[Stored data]
------------

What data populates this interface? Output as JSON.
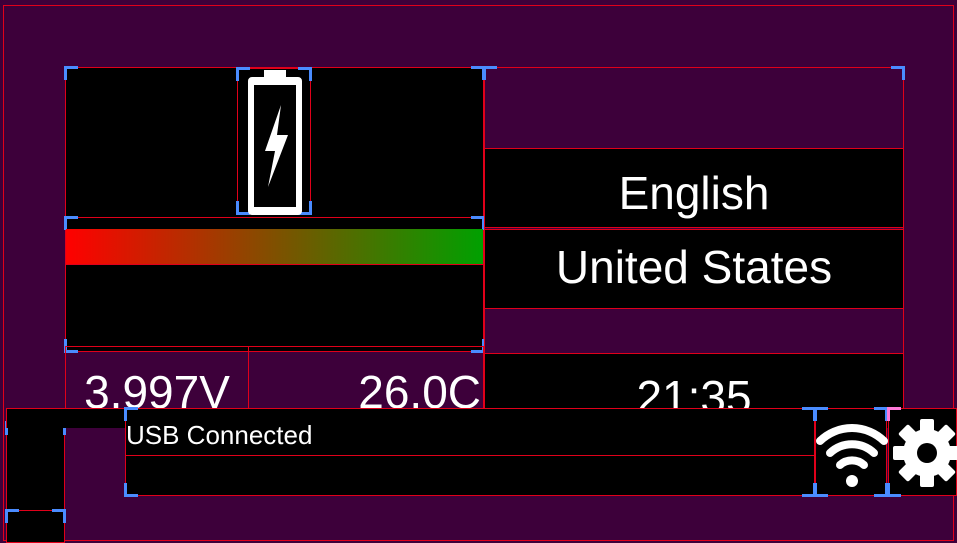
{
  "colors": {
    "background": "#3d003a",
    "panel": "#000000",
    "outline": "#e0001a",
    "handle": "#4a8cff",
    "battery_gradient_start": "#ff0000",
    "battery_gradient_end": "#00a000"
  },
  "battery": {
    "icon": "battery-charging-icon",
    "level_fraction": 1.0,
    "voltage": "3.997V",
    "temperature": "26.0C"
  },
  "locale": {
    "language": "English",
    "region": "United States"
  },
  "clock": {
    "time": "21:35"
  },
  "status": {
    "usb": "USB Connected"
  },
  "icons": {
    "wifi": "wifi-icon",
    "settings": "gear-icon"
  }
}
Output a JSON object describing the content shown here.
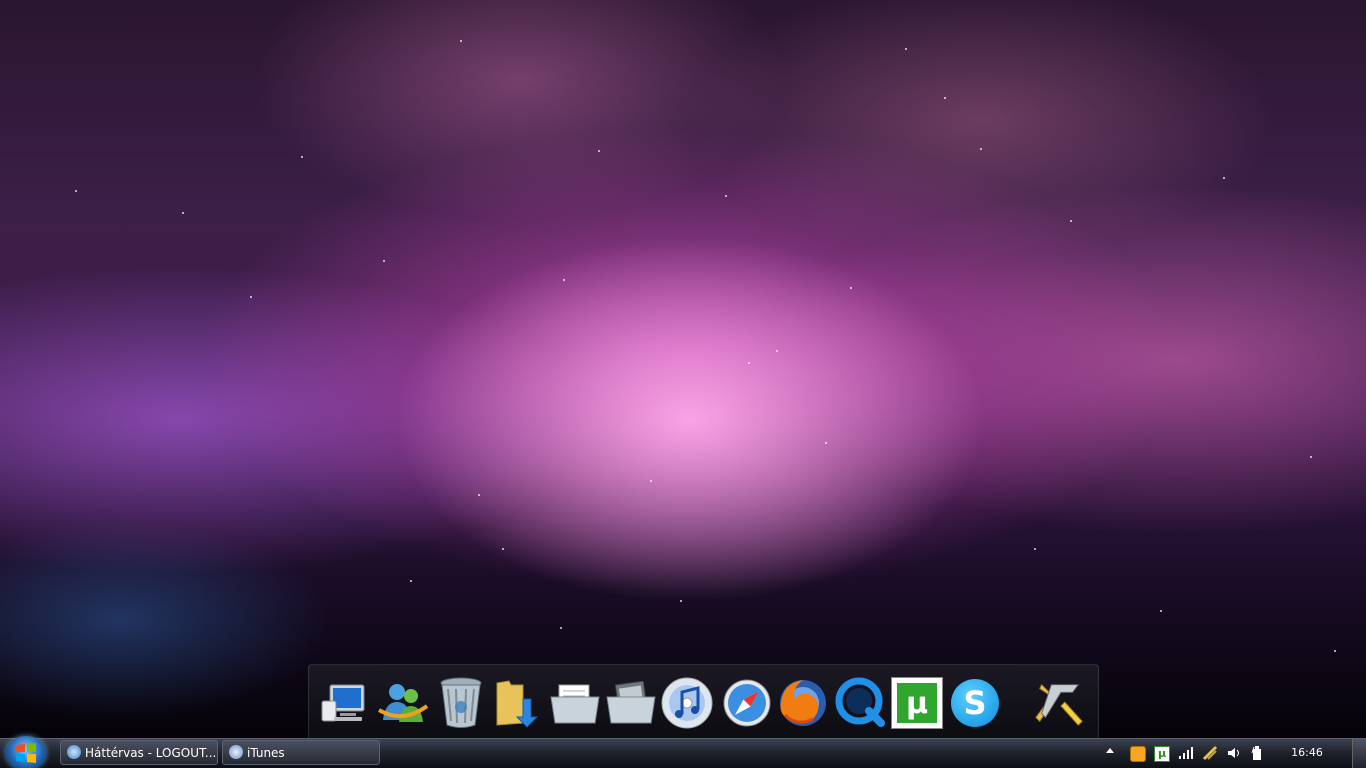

------------

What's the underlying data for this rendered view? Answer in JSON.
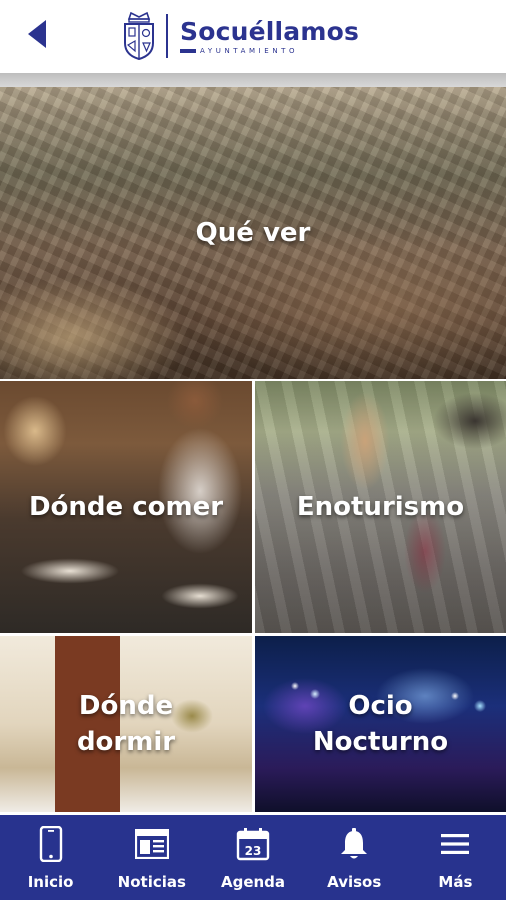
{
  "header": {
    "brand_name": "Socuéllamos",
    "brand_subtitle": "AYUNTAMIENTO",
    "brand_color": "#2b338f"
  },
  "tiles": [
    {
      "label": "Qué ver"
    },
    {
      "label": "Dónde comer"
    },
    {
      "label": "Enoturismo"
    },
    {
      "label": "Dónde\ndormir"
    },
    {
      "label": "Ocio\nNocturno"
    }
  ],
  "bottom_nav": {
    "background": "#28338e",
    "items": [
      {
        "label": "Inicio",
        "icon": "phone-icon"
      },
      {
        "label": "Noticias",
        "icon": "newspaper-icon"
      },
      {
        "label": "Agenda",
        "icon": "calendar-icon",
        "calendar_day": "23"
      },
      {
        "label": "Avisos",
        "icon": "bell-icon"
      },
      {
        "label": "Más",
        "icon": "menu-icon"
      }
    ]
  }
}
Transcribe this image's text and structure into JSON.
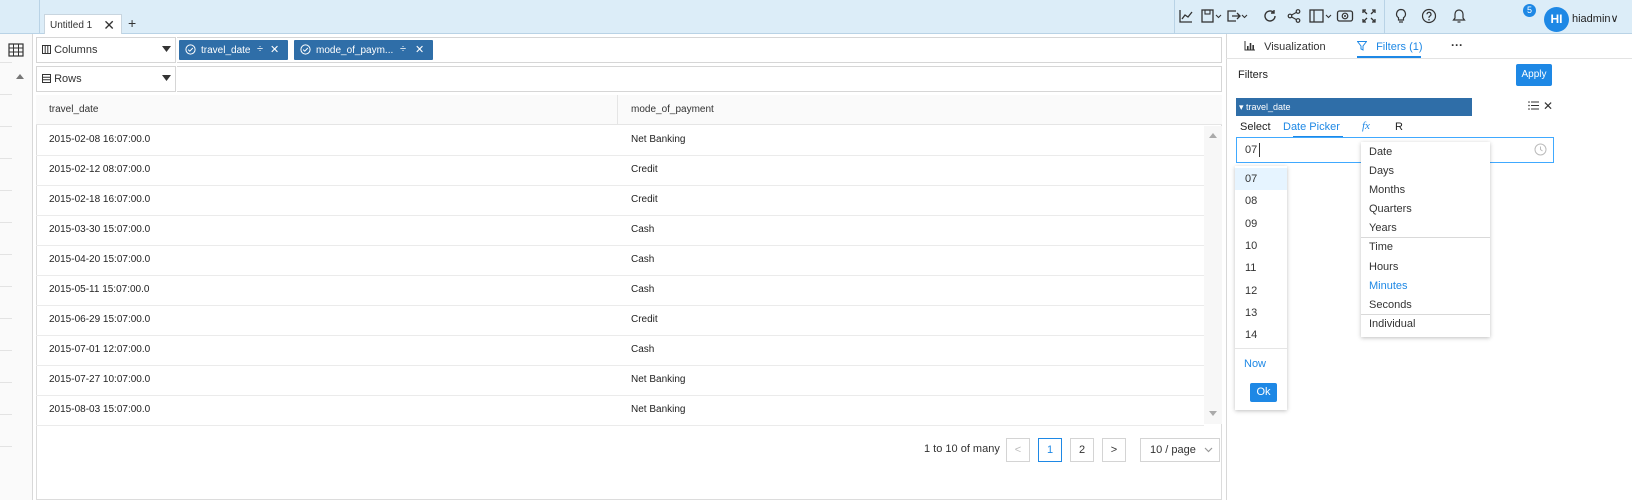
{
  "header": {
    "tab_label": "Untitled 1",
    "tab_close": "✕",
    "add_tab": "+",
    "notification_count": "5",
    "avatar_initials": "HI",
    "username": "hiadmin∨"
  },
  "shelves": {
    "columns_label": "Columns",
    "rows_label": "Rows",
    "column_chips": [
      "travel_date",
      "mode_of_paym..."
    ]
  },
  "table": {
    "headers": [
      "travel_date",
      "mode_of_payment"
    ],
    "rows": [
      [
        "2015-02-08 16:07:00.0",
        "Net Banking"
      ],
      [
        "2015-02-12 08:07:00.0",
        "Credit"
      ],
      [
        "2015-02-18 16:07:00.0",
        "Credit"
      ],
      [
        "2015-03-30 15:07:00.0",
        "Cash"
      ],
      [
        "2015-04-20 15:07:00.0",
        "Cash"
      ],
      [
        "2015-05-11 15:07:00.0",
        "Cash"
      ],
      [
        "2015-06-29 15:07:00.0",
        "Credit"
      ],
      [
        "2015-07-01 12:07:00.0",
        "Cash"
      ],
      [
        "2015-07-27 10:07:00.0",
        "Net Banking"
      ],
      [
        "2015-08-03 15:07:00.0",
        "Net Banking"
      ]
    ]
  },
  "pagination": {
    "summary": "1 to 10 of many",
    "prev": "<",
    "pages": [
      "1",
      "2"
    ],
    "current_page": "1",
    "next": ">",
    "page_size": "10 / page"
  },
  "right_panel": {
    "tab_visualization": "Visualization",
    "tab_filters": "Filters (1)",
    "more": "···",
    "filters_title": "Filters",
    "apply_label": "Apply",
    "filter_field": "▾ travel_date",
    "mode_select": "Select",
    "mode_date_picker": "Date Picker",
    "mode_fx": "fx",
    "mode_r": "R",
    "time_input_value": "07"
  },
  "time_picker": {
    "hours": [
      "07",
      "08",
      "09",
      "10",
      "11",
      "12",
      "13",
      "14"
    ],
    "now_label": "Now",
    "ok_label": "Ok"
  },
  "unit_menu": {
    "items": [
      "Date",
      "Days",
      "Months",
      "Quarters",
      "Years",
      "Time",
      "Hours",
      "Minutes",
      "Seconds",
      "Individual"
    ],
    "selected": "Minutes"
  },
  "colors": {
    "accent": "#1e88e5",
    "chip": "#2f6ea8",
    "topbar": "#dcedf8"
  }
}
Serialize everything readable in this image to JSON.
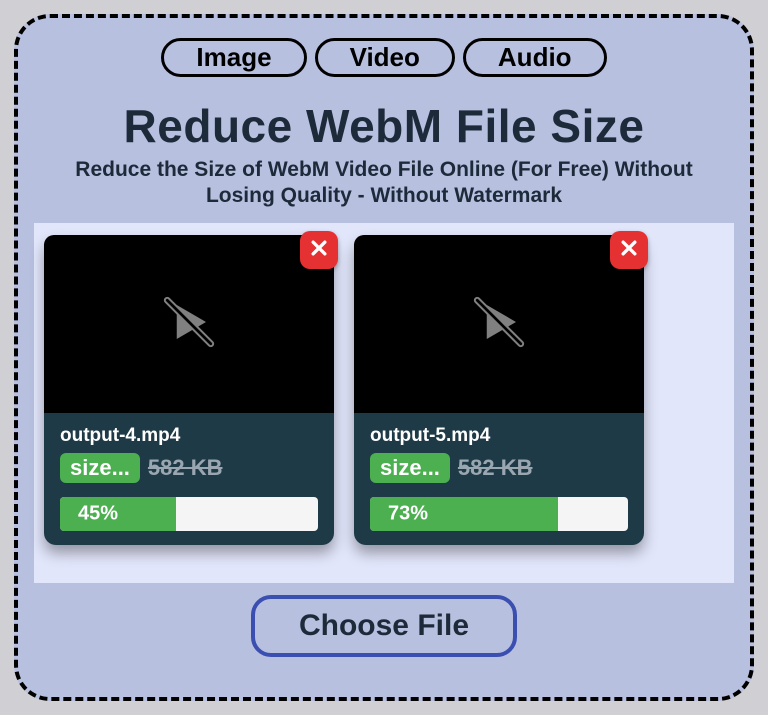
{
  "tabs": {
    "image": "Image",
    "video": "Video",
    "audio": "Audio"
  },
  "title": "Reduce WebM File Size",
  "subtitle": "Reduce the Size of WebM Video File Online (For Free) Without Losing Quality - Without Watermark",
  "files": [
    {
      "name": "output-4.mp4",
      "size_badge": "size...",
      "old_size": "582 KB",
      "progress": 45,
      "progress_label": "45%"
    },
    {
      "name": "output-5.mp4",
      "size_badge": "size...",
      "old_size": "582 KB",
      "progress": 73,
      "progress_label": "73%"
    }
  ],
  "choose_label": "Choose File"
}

------------

__Task brief__: Retype the section that opens with the line holding "What data populates" and closes with the line holding "Output a JSON", exactly as it reads, without any pictures.

__Correct output__:
What data populates this interface? Output as JSON.
{
  "colors": {
    "background": "#3d003a",
    "panel": "#000000",
    "outline": "#e0001a",
    "handle": "#4a8cff",
    "battery_gradient_start": "#ff0000",
    "battery_gradient_end": "#00a000"
  },
  "battery": {
    "icon": "battery-charging-icon",
    "level_fraction": 1.0,
    "voltage": "3.997V",
    "temperature": "26.0C"
  },
  "locale": {
    "language": "English",
    "region": "United States"
  },
  "clock": {
    "time": "21:35"
  },
  "status": {
    "usb": "USB Connected"
  },
  "icons": {
    "wifi": "wifi-icon",
    "settings": "gear-icon"
  }
}
Output a JSON object describing the content shown here.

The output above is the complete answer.